## PROBLEM DETAILS
Repeat every line below exactly as it reads.

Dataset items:
BEGIN

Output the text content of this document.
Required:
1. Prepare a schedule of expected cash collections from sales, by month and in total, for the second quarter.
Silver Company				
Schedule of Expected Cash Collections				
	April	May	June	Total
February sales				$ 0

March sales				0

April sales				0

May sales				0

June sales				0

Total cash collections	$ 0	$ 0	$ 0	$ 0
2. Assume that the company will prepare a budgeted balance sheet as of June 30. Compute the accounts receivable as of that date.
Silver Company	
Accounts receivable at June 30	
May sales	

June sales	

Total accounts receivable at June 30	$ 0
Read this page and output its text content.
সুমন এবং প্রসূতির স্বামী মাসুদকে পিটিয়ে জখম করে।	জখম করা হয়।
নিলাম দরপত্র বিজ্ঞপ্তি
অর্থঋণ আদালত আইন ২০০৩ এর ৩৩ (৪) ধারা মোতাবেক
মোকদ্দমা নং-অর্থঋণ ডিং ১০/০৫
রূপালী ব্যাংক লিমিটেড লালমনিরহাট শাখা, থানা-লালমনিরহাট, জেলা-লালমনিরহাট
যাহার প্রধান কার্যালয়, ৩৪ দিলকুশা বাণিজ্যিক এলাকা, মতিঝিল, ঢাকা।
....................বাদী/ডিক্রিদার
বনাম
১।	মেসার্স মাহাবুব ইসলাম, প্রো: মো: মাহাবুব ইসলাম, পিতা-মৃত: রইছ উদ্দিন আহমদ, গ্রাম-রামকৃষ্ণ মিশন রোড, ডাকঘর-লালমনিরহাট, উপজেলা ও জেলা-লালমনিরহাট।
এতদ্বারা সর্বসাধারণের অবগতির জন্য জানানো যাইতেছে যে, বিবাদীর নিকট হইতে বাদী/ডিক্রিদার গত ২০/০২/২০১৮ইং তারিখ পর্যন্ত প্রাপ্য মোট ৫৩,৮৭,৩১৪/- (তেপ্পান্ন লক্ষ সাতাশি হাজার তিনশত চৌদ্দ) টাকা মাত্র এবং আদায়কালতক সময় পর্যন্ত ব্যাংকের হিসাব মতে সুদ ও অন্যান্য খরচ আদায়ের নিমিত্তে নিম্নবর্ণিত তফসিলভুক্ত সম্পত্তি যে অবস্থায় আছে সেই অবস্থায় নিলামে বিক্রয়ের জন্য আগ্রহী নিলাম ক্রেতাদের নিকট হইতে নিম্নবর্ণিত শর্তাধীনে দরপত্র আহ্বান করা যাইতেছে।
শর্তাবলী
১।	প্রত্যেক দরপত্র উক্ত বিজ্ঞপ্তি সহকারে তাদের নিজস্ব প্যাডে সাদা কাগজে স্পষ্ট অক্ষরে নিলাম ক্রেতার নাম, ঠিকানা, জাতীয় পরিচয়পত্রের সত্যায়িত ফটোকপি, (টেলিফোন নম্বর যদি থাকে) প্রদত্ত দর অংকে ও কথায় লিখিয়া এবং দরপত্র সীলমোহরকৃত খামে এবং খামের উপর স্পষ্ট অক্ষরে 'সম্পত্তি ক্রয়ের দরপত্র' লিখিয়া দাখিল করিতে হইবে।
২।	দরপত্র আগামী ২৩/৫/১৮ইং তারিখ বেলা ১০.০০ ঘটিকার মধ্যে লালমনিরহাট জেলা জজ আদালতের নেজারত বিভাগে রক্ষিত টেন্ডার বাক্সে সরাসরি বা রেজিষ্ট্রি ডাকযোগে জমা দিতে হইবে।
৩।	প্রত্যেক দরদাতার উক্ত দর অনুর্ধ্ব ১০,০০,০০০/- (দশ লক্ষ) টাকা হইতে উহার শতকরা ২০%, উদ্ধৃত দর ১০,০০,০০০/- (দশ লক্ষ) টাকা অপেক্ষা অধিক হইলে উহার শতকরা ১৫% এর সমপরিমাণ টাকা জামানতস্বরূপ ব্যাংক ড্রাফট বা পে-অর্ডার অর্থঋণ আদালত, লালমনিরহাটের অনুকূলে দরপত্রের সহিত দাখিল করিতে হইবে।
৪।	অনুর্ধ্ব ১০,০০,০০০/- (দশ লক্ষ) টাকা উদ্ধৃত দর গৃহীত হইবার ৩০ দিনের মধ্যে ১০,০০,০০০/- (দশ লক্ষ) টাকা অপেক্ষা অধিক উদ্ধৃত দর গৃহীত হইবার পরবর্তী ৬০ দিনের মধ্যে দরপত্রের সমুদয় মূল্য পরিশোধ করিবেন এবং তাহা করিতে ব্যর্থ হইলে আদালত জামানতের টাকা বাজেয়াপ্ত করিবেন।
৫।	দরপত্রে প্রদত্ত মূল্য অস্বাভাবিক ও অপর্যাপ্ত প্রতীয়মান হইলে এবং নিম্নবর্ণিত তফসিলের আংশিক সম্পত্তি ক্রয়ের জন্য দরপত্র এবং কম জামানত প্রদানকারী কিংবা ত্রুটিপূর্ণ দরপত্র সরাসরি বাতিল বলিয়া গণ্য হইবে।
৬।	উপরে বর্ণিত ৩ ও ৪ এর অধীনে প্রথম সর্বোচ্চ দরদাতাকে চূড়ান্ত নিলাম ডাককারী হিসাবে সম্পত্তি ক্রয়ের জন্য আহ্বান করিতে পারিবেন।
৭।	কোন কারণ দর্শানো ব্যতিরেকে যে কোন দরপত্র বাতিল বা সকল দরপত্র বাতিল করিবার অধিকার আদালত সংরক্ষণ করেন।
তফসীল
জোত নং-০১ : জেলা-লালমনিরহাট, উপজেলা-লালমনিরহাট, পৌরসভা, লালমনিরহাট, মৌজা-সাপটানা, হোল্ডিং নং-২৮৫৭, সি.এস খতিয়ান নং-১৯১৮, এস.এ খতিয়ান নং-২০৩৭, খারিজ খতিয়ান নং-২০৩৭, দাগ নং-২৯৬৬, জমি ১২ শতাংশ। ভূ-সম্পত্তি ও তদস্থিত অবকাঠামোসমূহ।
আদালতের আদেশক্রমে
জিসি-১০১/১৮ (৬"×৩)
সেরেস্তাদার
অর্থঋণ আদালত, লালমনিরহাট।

END

## THE SOLUTION
Output the text content of this document.
Required:
1. Prepare a schedule of expected cash collections from sales, by month and in total, for the second quarter.
Silver Company				
Schedule of Expected Cash Collections				
	April	May	June	Total
February sales				$ 0

March sales				0

April sales				0

May sales				0

June sales				0

Total cash collections	$ 0	$ 0	$ 0	$ 0
2. Assume that the company will prepare a budgeted balance sheet as of June 30. Compute the accounts receivable as of that date.
Silver Company	
Accounts receivable at June 30	
May sales	

June sales	

Total accounts receivable at June 30	$ 0
Read this page and output its text content.
সুমন এবং প্রসূতির স্বামী মাসুদকে পিটিয়ে জখম করে।	জখম করা হয়।
নিলাম দরপত্র বিজ্ঞপ্তি
অর্থঋণ আদালত আইন ২০০৩ এর ৩৩ (৪) ধারা মোতাবেক
মোকদ্দমা নং-অর্থঋণ ডিং ১০/০৫
রূপালী ব্যাংক লিমিটেড লালমনিরহাট শাখা, থানা-লালমনিরহাট, জেলা-লালমনিরহাট
যাহার প্রধান কার্যালয়, ৩৪ দিলকুশা বাণিজ্যিক এলাকা, মতিঝিল, ঢাকা।
....................বাদী/ডিক্রিদার
বনাম
১।	মেসার্স মাহাবুব ইসলাম, প্রো: মো: মাহাবুব ইসলাম, পিতা-মৃত: রইছ উদ্দিন আহমদ, গ্রাম-রামকৃষ্ণ মিশন রোড, ডাকঘর-লালমনিরহাট, উপজেলা ও জেলা-লালমনিরহাট।
এতদ্বারা সর্বসাধারণের অবগতির জন্য জানানো যাইতেছে যে, বিবাদীর নিকট হইতে বাদী/ডিক্রিদার গত ২০/০২/২০১৮ইং তারিখ পর্যন্ত প্রাপ্য মোট ৫৩,৮৭,৩১৪/- (তেপ্পান্ন লক্ষ সাতাশি হাজার তিনশত চৌদ্দ) টাকা মাত্র এবং আদায়কালতক সময় পর্যন্ত ব্যাংকের হিসাব মতে সুদ ও অন্যান্য খরচ আদায়ের নিমিত্তে নিম্নবর্ণিত তফসিলভুক্ত সম্পত্তি যে অবস্থায় আছে সেই অবস্থায় নিলামে বিক্রয়ের জন্য আগ্রহী নিলাম ক্রেতাদের নিকট হইতে নিম্নবর্ণিত শর্তাধীনে দরপত্র আহ্বান করা যাইতেছে।
শর্তাবলী
১।	প্রত্যেক দরপত্র উক্ত বিজ্ঞপ্তি সহকারে তাদের নিজস্ব প্যাডে সাদা কাগজে স্পষ্ট অক্ষরে নিলাম ক্রেতার নাম, ঠিকানা, জাতীয় পরিচয়পত্রের সত্যায়িত ফটোকপি, (টেলিফোন নম্বর যদি থাকে) প্রদত্ত দর অংকে ও কথায় লিখিয়া এবং দরপত্র সীলমোহরকৃত খামে এবং খামের উপর স্পষ্ট অক্ষরে 'সম্পত্তি ক্রয়ের দরপত্র' লিখিয়া দাখিল করিতে হইবে।
২।	দরপত্র আগামী ২৩/৫/১৮ইং তারিখ বেলা ১০.০০ ঘটিকার মধ্যে লালমনিরহাট জেলা জজ আদালতের নেজারত বিভাগে রক্ষিত টেন্ডার বাক্সে সরাসরি বা রেজিষ্ট্রি ডাকযোগে জমা দিতে হইবে।
৩।	প্রত্যেক দরদাতার উক্ত দর অনুর্ধ্ব ১০,০০,০০০/- (দশ লক্ষ) টাকা হইতে উহার শতকরা ২০%, উদ্ধৃত দর ১০,০০,০০০/- (দশ লক্ষ) টাকা অপেক্ষা অধিক হইলে উহার শতকরা ১৫% এর সমপরিমাণ টাকা জামানতস্বরূপ ব্যাংক ড্রাফট বা পে-অর্ডার অর্থঋণ আদালত, লালমনিরহাটের অনুকূলে দরপত্রের সহিত দাখিল করিতে হইবে।
৪।	অনুর্ধ্ব ১০,০০,০০০/- (দশ লক্ষ) টাকা উদ্ধৃত দর গৃহীত হইবার ৩০ দিনের মধ্যে ১০,০০,০০০/- (দশ লক্ষ) টাকা অপেক্ষা অধিক উদ্ধৃত দর গৃহীত হইবার পরবর্তী ৬০ দিনের মধ্যে দরপত্রের সমুদয় মূল্য পরিশোধ করিবেন এবং তাহা করিতে ব্যর্থ হইলে আদালত জামানতের টাকা বাজেয়াপ্ত করিবেন।
৫।	দরপত্রে প্রদত্ত মূল্য অস্বাভাবিক ও অপর্যাপ্ত প্রতীয়মান হইলে এবং নিম্নবর্ণিত তফসিলের আংশিক সম্পত্তি ক্রয়ের জন্য দরপত্র এবং কম জামানত প্রদানকারী কিংবা ত্রুটিপূর্ণ দরপত্র সরাসরি বাতিল বলিয়া গণ্য হইবে।
৬।	উপরে বর্ণিত ৩ ও ৪ এর অধীনে প্রথম সর্বোচ্চ দরদাতাকে চূড়ান্ত নিলাম ডাককারী হিসাবে সম্পত্তি ক্রয়ের জন্য আহ্বান করিতে পারিবেন।
৭।	কোন কারণ দর্শানো ব্যতিরেকে যে কোন দরপত্র বাতিল বা সকল দরপত্র বাতিল করিবার অধিকার আদালত সংরক্ষণ করেন।
তফসীল
জোত নং-০১ : জেলা-লালমনিরহাট, উপজেলা-লালমনিরহাট, পৌরসভা, লালমনিরহাট, মৌজা-সাপটানা, হোল্ডিং নং-২৮৫৭, সি.এস খতিয়ান নং-১৯১৮, এস.এ খতিয়ান নং-২০৩৭, খারিজ খতিয়ান নং-২০৩৭, দাগ নং-২৯৬৬, জমি ১২ শতাংশ। ভূ-সম্পত্তি ও তদস্থিত অবকাঠামোসমূহ।
আদালতের আদেশক্রমে
জিসি-১০১/১৮ (৬"×৩)
সেরেস্তাদার
অর্থঋণ আদালত, লালমনিরহাট।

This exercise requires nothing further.